Directions - Repeat the listing in full, word for word.
==== Material to process
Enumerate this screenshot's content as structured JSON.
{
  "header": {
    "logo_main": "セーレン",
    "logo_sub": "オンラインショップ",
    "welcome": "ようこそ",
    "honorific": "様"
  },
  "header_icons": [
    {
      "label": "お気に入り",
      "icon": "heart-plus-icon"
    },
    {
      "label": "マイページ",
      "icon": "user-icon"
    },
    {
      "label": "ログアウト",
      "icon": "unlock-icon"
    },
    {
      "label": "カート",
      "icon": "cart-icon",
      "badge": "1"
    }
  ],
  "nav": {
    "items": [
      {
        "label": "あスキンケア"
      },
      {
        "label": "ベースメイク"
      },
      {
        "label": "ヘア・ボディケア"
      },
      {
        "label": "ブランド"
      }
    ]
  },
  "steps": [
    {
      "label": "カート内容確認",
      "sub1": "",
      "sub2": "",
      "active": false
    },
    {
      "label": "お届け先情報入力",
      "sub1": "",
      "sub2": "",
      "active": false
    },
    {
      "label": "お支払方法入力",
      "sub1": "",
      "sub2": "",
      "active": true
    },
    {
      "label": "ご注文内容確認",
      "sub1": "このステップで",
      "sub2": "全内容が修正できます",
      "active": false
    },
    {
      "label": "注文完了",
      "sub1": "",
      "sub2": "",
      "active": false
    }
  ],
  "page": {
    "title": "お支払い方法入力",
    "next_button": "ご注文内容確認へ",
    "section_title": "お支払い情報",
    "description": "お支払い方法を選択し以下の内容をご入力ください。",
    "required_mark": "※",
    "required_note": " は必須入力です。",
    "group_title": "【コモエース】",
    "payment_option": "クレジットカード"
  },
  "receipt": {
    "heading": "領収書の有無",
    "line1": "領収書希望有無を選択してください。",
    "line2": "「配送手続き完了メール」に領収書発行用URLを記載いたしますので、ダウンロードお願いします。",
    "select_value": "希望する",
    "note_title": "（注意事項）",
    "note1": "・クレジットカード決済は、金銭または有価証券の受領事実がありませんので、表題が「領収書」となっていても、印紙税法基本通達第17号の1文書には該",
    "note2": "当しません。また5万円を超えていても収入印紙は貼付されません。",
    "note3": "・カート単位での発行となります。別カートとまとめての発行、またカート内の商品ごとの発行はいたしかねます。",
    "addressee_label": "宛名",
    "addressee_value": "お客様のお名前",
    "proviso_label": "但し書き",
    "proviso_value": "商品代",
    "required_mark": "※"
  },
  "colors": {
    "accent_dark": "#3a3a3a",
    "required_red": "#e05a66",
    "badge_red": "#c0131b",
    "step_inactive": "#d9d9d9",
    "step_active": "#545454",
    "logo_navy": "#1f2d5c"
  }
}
========
Solution to this exercise -
Enumerate this screenshot's content as structured JSON.
{
  "header": {
    "logo_main": "セーレン",
    "logo_sub": "オンラインショップ",
    "welcome": "ようこそ",
    "honorific": "様"
  },
  "header_icons": [
    {
      "label": "お気に入り",
      "icon": "heart-plus-icon"
    },
    {
      "label": "マイページ",
      "icon": "user-icon"
    },
    {
      "label": "ログアウト",
      "icon": "unlock-icon"
    },
    {
      "label": "カート",
      "icon": "cart-icon",
      "badge": "1"
    }
  ],
  "nav": {
    "items": [
      {
        "label": "あスキンケア"
      },
      {
        "label": "ベースメイク"
      },
      {
        "label": "ヘア・ボディケア"
      },
      {
        "label": "ブランド"
      }
    ]
  },
  "steps": [
    {
      "label": "カート内容確認",
      "sub1": "",
      "sub2": "",
      "active": false
    },
    {
      "label": "お届け先情報入力",
      "sub1": "",
      "sub2": "",
      "active": false
    },
    {
      "label": "お支払方法入力",
      "sub1": "",
      "sub2": "",
      "active": true
    },
    {
      "label": "ご注文内容確認",
      "sub1": "このステップで",
      "sub2": "全内容が修正できます",
      "active": false
    },
    {
      "label": "注文完了",
      "sub1": "",
      "sub2": "",
      "active": false
    }
  ],
  "page": {
    "title": "お支払い方法入力",
    "next_button": "ご注文内容確認へ",
    "section_title": "お支払い情報",
    "description": "お支払い方法を選択し以下の内容をご入力ください。",
    "required_mark": "※",
    "required_note": " は必須入力です。",
    "group_title": "【コモエース】",
    "payment_option": "クレジットカード"
  },
  "receipt": {
    "heading": "領収書の有無",
    "line1": "領収書希望有無を選択してください。",
    "line2": "「配送手続き完了メール」に領収書発行用URLを記載いたしますので、ダウンロードお願いします。",
    "select_value": "希望する",
    "note_title": "（注意事項）",
    "note1": "・クレジットカード決済は、金銭または有価証券の受領事実がありませんので、表題が「領収書」となっていても、印紙税法基本通達第17号の1文書には該",
    "note2": "当しません。また5万円を超えていても収入印紙は貼付されません。",
    "note3": "・カート単位での発行となります。別カートとまとめての発行、またカート内の商品ごとの発行はいたしかねます。",
    "addressee_label": "宛名",
    "addressee_value": "お客様のお名前",
    "proviso_label": "但し書き",
    "proviso_value": "商品代",
    "required_mark": "※"
  },
  "colors": {
    "accent_dark": "#3a3a3a",
    "required_red": "#e05a66",
    "badge_red": "#c0131b",
    "step_inactive": "#d9d9d9",
    "step_active": "#545454",
    "logo_navy": "#1f2d5c"
  }
}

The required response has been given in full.